List all lines in the material below that contain "Heliocentric".

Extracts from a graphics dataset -
————————
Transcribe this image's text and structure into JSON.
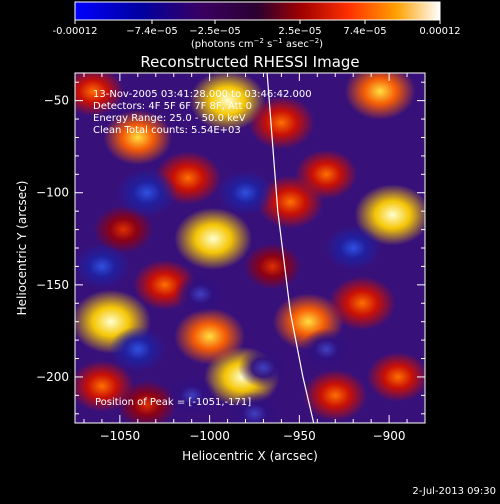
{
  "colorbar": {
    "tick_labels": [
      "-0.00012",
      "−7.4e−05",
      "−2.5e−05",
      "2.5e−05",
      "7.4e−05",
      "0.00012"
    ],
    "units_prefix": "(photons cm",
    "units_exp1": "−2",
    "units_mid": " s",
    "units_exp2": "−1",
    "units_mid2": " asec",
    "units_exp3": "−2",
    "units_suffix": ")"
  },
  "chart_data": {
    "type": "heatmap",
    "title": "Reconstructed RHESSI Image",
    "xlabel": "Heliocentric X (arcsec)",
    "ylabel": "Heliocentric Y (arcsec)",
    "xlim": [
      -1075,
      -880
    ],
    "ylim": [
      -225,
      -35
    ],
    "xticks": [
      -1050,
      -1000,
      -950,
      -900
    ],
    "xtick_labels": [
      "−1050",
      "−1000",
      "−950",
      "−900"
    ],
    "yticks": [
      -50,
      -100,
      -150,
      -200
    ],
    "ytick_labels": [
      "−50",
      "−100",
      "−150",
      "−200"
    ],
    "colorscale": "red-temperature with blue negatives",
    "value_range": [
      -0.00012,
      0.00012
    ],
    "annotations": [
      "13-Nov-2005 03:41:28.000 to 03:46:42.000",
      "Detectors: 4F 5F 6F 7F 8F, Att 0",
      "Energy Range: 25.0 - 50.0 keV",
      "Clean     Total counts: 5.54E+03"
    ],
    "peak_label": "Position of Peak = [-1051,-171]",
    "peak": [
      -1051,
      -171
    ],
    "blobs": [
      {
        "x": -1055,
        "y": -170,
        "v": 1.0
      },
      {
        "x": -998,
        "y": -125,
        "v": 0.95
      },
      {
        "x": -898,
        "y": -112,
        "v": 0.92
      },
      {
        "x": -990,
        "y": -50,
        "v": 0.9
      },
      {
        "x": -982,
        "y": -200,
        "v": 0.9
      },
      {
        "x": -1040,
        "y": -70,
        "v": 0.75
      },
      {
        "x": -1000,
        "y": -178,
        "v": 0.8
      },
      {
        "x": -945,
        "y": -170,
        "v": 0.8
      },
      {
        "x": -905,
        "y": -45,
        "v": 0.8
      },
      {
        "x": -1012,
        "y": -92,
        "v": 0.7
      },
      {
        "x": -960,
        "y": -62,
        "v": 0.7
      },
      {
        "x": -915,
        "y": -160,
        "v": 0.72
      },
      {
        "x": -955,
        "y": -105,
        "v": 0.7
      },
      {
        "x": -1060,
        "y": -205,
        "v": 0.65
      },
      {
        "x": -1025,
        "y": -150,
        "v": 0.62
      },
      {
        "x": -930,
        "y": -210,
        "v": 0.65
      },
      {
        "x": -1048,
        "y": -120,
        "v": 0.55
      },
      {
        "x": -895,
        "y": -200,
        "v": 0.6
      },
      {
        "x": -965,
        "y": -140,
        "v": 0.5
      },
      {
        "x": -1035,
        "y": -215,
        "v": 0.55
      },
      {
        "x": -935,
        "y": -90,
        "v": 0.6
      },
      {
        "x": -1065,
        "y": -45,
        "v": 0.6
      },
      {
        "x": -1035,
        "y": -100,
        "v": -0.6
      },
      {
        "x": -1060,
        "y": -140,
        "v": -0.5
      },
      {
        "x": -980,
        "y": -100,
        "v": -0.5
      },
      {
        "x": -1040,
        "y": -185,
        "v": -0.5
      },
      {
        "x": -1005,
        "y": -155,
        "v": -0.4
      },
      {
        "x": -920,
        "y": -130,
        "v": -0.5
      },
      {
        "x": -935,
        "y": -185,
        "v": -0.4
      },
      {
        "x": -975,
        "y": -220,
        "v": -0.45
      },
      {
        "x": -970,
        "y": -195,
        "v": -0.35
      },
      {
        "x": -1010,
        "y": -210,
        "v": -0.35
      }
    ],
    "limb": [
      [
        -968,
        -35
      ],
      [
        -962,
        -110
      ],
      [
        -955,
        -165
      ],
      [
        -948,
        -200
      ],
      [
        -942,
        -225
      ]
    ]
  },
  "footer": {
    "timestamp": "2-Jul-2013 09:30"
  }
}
————————
Written reply -
    "xlabel": "Heliocentric X (arcsec)",
    "ylabel": "Heliocentric Y (arcsec)",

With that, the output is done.